OBJECTIVE → Report how many lines in the records hold the string "锑标准贮存溶液"; give the number and nothing else.

DATA SECTION →
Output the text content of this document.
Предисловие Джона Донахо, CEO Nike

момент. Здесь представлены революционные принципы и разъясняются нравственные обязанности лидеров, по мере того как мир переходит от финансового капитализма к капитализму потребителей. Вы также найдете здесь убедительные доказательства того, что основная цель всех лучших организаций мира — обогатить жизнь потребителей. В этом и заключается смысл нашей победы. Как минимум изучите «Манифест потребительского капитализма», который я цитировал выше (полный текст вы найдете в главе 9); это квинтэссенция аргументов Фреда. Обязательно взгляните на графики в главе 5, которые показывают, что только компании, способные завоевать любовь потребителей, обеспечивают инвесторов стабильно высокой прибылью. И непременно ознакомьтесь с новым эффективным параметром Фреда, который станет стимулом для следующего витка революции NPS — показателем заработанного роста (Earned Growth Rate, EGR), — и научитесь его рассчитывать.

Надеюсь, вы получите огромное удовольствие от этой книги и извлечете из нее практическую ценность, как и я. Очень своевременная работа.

...

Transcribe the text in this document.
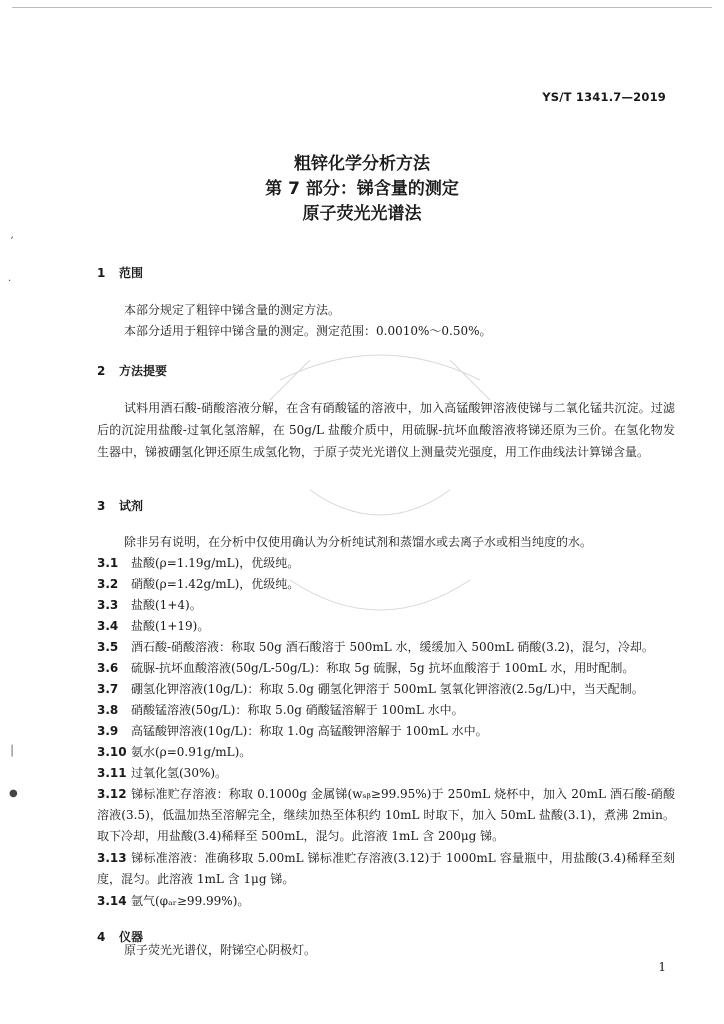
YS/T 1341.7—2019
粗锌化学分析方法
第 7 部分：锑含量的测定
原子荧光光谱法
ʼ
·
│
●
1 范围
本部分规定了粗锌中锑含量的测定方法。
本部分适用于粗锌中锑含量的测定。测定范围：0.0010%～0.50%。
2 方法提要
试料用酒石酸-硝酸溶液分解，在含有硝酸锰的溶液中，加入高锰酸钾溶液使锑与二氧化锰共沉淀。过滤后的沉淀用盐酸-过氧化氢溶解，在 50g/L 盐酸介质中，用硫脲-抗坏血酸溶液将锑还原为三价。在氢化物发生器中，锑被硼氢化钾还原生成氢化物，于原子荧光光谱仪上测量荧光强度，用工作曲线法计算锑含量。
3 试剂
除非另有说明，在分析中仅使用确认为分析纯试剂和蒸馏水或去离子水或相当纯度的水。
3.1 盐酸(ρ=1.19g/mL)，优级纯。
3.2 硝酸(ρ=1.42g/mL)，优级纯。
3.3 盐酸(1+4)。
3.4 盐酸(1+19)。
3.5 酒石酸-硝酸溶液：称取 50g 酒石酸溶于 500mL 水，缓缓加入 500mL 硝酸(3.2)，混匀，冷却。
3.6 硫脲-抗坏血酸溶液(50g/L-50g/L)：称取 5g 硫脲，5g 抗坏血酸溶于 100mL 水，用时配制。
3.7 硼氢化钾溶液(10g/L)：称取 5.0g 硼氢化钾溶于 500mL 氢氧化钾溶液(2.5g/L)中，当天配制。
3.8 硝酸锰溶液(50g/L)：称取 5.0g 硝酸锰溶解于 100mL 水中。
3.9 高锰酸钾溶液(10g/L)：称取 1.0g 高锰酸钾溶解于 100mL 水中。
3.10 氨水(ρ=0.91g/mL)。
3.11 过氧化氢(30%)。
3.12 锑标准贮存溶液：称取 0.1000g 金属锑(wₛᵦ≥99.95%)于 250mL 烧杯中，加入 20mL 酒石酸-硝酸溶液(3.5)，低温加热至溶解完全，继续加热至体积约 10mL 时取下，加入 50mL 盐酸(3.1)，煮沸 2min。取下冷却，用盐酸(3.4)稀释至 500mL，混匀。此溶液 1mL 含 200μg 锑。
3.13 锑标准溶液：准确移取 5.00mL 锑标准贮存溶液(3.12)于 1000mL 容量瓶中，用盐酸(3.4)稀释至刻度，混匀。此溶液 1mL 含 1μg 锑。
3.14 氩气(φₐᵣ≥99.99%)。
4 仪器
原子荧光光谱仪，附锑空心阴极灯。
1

---

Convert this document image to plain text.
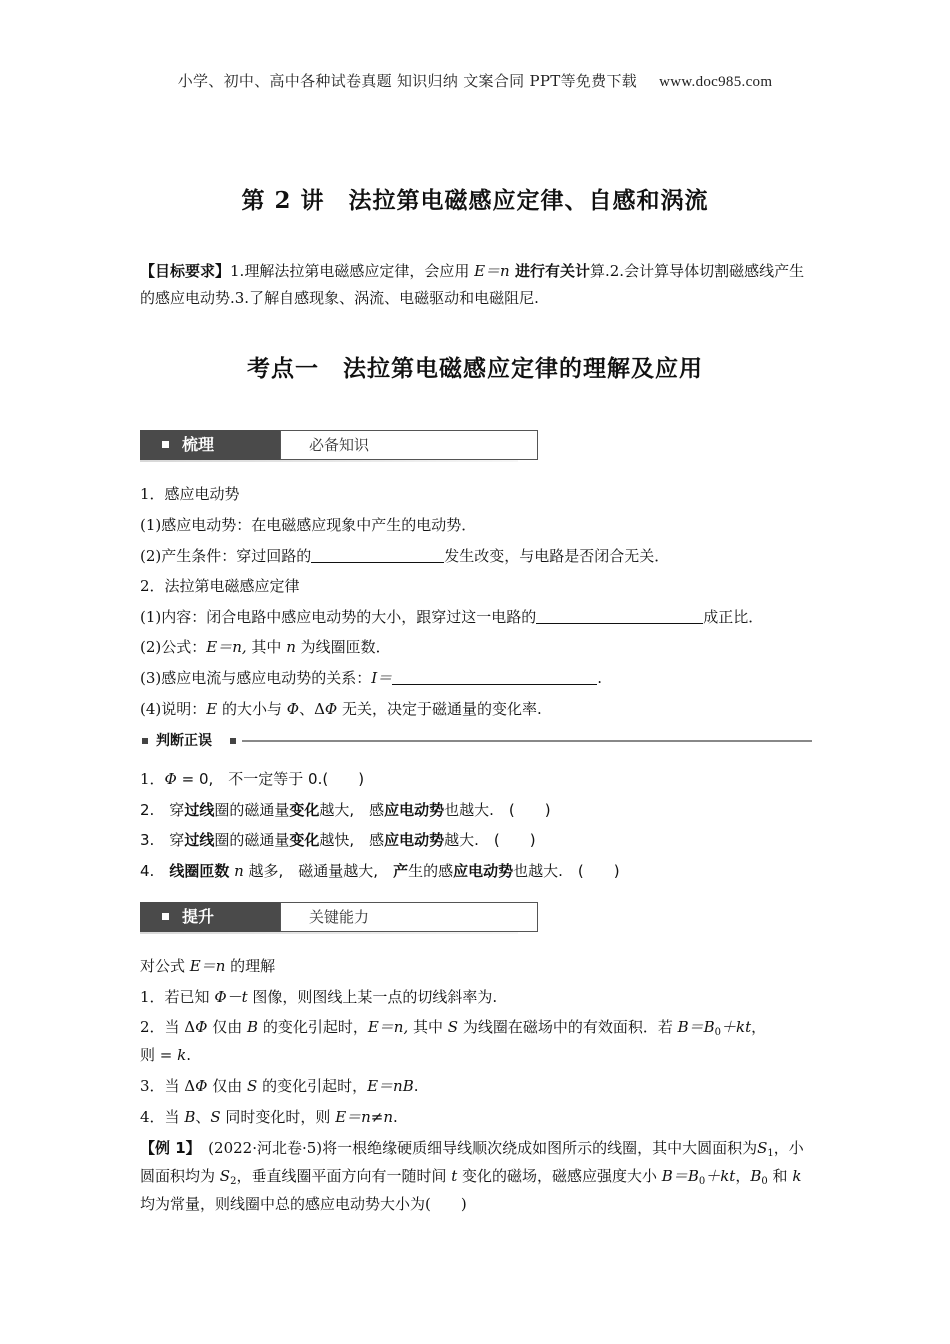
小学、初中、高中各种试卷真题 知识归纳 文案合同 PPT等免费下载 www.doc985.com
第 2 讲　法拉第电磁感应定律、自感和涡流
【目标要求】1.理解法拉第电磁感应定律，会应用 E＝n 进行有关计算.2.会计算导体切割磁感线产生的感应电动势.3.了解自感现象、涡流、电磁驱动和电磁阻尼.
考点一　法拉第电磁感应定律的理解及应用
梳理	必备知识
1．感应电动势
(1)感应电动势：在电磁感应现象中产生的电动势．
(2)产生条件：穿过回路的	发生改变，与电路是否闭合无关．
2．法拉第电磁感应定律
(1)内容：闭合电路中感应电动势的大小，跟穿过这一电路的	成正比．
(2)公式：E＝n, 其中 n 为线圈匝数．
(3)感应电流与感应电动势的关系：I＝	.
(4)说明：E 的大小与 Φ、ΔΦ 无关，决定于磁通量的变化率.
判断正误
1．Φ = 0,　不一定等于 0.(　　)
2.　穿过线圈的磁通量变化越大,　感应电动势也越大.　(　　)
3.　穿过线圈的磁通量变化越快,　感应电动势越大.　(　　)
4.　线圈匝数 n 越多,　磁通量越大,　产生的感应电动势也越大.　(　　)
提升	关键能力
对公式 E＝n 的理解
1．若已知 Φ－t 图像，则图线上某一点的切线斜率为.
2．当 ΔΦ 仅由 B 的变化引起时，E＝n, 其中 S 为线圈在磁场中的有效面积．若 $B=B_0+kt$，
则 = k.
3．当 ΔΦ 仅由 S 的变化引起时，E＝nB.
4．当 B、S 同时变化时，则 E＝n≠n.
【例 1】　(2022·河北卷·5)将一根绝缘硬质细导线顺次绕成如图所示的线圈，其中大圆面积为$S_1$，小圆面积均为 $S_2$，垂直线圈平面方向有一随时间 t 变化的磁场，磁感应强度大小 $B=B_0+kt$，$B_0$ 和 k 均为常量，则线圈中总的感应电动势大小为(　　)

OUTPUT FOR THIS EXERCISE → 2